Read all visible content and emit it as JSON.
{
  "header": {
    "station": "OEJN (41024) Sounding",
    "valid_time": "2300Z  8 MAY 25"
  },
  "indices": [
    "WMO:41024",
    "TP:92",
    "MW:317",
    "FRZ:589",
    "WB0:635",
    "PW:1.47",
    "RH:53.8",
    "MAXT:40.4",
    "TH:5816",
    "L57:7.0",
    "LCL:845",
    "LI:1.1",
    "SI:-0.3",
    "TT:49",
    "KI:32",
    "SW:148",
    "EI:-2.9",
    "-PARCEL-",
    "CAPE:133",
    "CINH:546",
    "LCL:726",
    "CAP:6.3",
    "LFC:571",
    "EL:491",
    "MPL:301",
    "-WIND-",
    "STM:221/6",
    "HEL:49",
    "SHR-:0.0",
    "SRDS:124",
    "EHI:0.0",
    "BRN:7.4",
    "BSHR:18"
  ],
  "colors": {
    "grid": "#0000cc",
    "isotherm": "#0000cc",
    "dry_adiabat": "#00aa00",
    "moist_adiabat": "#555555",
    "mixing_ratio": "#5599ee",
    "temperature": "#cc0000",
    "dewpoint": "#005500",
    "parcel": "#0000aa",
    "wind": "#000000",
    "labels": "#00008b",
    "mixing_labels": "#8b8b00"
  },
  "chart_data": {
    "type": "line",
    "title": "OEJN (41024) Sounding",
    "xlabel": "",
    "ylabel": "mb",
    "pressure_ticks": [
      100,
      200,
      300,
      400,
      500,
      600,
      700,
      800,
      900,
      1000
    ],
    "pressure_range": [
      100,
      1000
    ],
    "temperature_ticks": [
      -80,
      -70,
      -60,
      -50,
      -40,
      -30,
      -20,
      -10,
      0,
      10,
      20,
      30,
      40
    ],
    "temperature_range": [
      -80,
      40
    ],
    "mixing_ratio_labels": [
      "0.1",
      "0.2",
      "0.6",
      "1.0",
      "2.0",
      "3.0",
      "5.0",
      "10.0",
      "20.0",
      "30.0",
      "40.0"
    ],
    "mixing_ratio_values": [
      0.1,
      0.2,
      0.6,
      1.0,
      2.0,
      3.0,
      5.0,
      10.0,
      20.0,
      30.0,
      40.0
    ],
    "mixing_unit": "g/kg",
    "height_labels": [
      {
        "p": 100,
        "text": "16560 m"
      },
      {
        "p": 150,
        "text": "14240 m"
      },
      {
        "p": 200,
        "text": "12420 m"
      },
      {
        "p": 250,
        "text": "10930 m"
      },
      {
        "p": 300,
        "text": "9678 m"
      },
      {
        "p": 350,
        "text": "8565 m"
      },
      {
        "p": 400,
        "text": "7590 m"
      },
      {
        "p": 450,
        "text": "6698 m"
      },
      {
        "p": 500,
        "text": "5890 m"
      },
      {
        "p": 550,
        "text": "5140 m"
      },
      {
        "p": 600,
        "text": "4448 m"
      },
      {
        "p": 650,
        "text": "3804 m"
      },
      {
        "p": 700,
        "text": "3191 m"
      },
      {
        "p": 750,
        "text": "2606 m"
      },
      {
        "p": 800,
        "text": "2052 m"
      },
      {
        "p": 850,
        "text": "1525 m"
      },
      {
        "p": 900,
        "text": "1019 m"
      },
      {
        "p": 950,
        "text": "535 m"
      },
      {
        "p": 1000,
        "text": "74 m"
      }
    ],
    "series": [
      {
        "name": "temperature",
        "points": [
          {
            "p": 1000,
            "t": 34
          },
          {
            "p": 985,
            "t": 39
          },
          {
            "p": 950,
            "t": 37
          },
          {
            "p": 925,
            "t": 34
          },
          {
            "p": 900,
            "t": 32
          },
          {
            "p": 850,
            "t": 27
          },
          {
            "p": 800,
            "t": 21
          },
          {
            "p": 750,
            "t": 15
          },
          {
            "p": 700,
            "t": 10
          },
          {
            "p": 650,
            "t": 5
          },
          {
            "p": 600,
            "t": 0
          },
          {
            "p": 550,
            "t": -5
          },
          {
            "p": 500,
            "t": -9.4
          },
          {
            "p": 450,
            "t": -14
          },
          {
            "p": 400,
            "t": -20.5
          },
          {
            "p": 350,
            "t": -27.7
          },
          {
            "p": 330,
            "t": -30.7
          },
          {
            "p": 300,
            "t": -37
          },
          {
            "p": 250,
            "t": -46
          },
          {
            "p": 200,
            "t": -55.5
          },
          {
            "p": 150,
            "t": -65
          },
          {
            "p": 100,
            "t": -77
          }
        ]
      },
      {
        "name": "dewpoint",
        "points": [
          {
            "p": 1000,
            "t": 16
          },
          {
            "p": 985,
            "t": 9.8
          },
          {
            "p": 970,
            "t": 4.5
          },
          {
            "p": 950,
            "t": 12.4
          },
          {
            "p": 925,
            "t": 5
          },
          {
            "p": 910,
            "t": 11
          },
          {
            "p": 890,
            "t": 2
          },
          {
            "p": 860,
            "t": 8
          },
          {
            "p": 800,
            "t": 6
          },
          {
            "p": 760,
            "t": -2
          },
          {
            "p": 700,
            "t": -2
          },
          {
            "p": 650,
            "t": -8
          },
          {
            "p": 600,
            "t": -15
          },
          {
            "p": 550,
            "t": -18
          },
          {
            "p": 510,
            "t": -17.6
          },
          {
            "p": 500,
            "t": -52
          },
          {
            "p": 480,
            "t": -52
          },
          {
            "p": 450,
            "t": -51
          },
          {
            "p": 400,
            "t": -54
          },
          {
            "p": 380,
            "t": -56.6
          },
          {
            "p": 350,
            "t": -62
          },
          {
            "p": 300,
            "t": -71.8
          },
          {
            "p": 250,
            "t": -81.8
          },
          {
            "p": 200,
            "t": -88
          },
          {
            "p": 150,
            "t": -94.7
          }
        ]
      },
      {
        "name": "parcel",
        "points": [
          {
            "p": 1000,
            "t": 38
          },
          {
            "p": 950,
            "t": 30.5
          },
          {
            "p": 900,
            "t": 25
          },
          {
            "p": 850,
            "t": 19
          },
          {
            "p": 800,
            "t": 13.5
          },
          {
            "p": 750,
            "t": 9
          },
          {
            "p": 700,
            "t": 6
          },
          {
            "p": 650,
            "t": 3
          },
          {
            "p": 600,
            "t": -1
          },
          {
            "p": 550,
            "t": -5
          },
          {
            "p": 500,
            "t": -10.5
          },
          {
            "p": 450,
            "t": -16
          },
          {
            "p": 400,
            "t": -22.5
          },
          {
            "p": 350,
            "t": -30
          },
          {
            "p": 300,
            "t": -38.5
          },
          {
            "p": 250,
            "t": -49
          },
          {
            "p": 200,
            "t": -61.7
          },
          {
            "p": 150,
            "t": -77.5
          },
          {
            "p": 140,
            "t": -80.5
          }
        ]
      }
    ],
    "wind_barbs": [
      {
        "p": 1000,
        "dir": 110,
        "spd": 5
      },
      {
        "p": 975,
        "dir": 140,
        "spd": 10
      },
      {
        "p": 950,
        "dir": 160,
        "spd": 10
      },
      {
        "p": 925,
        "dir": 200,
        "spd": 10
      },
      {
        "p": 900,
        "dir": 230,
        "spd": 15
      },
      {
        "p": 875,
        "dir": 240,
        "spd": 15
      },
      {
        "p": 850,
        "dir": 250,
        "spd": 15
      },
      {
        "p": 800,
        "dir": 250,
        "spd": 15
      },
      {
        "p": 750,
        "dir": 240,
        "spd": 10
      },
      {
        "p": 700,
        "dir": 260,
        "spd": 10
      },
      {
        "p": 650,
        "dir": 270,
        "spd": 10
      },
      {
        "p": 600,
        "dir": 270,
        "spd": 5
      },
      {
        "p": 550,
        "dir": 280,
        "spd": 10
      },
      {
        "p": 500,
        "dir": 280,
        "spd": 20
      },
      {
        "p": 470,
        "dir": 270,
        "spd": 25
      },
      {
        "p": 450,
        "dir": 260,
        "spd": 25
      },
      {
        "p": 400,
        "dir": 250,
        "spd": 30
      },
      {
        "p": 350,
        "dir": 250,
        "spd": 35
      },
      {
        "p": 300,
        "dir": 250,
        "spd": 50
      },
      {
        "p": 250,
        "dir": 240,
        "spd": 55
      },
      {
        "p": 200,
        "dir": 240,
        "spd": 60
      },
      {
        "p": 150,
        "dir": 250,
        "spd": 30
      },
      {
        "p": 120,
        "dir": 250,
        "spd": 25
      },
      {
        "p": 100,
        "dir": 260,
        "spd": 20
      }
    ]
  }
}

▶ _EXERCISE DIRECTIONS_
Look through the data above. Each line containing the word "Sounding" needs to be copied.

▶ _COMPLETE OUTPUT_
    "station": "OEJN (41024) Sounding",
    "title": "OEJN (41024) Sounding",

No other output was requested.